(Extracted records)
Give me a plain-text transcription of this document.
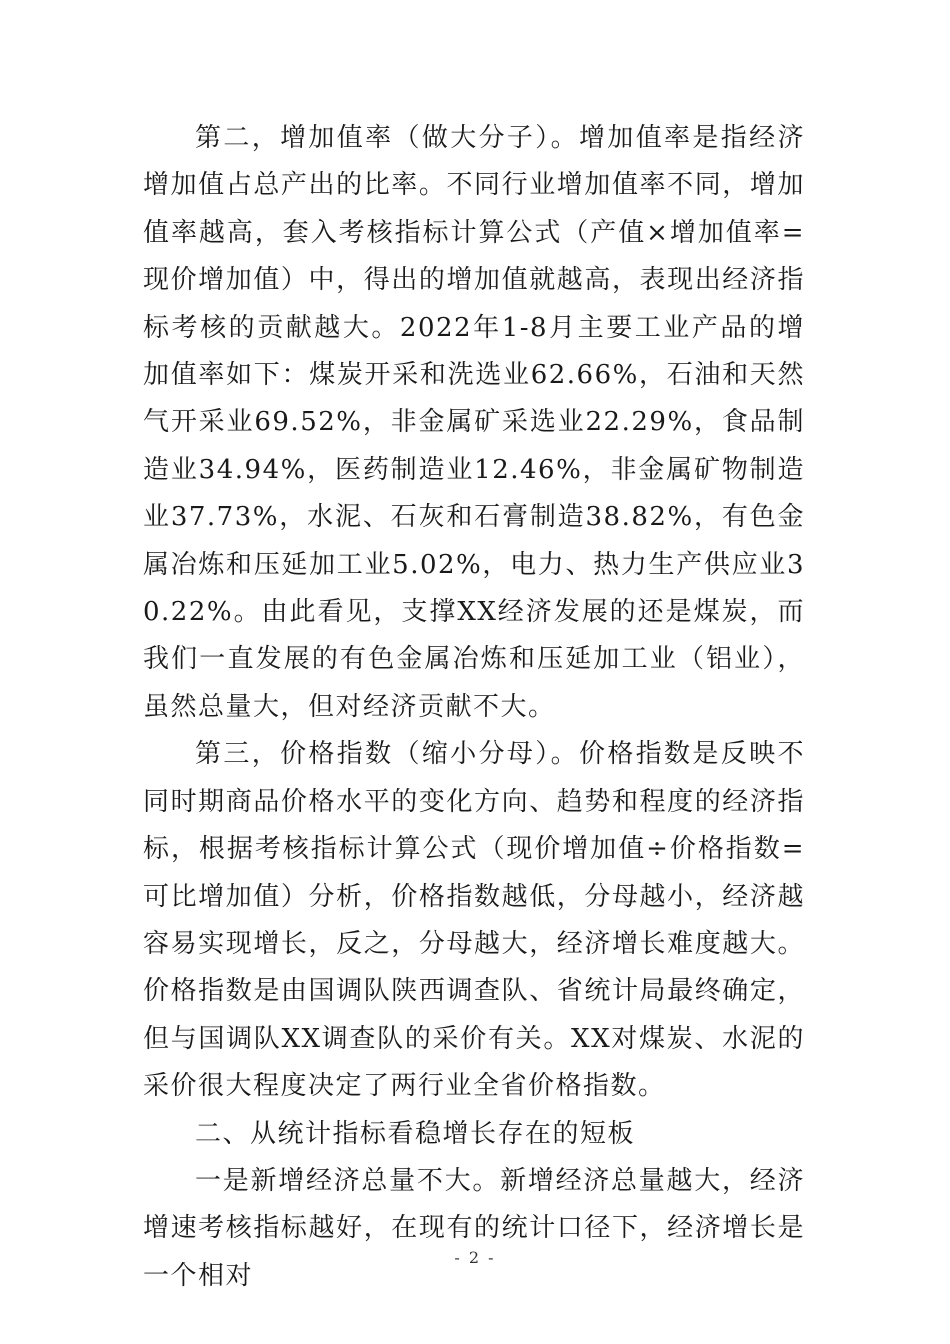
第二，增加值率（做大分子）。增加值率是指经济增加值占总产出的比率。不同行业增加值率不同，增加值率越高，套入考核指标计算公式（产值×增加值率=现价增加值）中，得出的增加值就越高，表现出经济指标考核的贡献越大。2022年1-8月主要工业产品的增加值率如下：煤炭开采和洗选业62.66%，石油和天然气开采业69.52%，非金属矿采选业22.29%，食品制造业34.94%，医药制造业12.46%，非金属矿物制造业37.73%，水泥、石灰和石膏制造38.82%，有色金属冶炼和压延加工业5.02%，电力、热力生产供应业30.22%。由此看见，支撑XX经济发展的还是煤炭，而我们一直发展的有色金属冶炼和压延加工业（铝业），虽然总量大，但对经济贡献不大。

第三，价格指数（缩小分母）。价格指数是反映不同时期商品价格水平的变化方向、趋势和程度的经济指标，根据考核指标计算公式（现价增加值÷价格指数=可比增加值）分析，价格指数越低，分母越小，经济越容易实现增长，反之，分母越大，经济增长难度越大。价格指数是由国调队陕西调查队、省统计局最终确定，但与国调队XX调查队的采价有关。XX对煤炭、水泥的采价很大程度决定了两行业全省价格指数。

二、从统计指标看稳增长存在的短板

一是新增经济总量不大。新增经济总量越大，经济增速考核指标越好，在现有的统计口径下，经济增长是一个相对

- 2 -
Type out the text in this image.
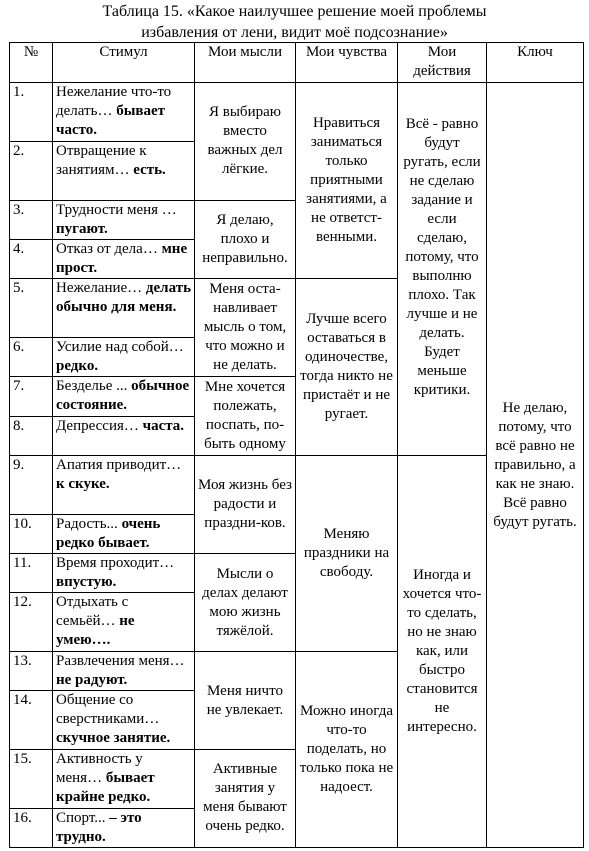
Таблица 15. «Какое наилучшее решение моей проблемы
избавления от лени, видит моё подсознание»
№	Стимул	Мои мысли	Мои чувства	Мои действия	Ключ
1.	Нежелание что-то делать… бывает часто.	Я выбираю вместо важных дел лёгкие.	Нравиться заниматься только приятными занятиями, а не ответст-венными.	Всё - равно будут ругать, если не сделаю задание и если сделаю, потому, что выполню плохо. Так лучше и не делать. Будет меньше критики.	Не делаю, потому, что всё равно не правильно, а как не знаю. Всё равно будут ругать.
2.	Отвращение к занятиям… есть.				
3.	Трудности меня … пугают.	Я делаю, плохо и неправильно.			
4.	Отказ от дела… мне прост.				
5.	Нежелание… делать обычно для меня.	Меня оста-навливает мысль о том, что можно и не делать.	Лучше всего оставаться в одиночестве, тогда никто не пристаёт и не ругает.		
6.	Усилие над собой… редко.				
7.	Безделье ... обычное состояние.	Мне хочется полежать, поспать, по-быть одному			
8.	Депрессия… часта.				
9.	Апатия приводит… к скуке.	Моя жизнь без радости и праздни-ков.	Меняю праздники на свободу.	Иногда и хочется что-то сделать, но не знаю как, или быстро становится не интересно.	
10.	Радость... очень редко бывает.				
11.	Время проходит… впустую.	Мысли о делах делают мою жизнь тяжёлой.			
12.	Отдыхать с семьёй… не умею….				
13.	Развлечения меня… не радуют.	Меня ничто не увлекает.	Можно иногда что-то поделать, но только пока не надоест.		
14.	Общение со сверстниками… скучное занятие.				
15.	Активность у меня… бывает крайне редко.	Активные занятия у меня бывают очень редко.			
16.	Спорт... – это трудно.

INSTRUCTIONS FOR THE TASK:
Transcribe every entry above exactly. Omit all pictures.

RESPONSE TO THIS TASK:
Give me a plain-text transcription of this document.
第二，增加值率（做大分子）。增加值率是指经济增加值占总产出的比率。不同行业增加值率不同，增加值率越高，套入考核指标计算公式（产值×增加值率=现价增加值）中，得出的增加值就越高，表现出经济指标考核的贡献越大。2022年1-8月主要工业产品的增加值率如下：煤炭开采和洗选业62.66%，石油和天然气开采业69.52%，非金属矿采选业22.29%，食品制造业34.94%，医药制造业12.46%，非金属矿物制造业37.73%，水泥、石灰和石膏制造38.82%，有色金属冶炼和压延加工业5.02%，电力、热力生产供应业30.22%。由此看见，支撑XX经济发展的还是煤炭，而我们一直发展的有色金属冶炼和压延加工业（铝业），虽然总量大，但对经济贡献不大。

第三，价格指数（缩小分母）。价格指数是反映不同时期商品价格水平的变化方向、趋势和程度的经济指标，根据考核指标计算公式（现价增加值÷价格指数=可比增加值）分析，价格指数越低，分母越小，经济越容易实现增长，反之，分母越大，经济增长难度越大。价格指数是由国调队陕西调查队、省统计局最终确定，但与国调队XX调查队的采价有关。XX对煤炭、水泥的采价很大程度决定了两行业全省价格指数。

二、从统计指标看稳增长存在的短板

一是新增经济总量不大。新增经济总量越大，经济增速考核指标越好，在现有的统计口径下，经济增长是一个相对

- 2 -
Type out the text in this image.
Таблица 15. «Какое наилучшее решение моей проблемы
избавления от лени, видит моё подсознание»
№	Стимул	Мои мысли	Мои чувства	Мои действия	Ключ
1.	Нежелание что-то делать… бывает часто.	Я выбираю вместо важных дел лёгкие.	Нравиться заниматься только приятными занятиями, а не ответст-венными.	Всё - равно будут ругать, если не сделаю задание и если сделаю, потому, что выполню плохо. Так лучше и не делать. Будет меньше критики.	Не делаю, потому, что всё равно не правильно, а как не знаю. Всё равно будут ругать.
2.	Отвращение к занятиям… есть.				
3.	Трудности меня … пугают.	Я делаю, плохо и неправильно.			
4.	Отказ от дела… мне прост.				
5.	Нежелание… делать обычно для меня.	Меня оста-навливает мысль о том, что можно и не делать.	Лучше всего оставаться в одиночестве, тогда никто не пристаёт и не ругает.		
6.	Усилие над собой… редко.				
7.	Безделье ... обычное состояние.	Мне хочется полежать, поспать, по-быть одному			
8.	Депрессия… часта.				
9.	Апатия приводит… к скуке.	Моя жизнь без радости и праздни-ков.	Меняю праздники на свободу.	Иногда и хочется что-то сделать, но не знаю как, или быстро становится не интересно.	
10.	Радость... очень редко бывает.				
11.	Время проходит… впустую.	Мысли о делах делают мою жизнь тяжёлой.			
12.	Отдыхать с семьёй… не умею….				
13.	Развлечения меня… не радуют.	Меня ничто не увлекает.	Можно иногда что-то поделать, но только пока не надоест.		
14.	Общение со сверстниками… скучное занятие.				
15.	Активность у меня… бывает крайне редко.	Активные занятия у меня бывают очень редко.			
16.	Спорт... – это трудно.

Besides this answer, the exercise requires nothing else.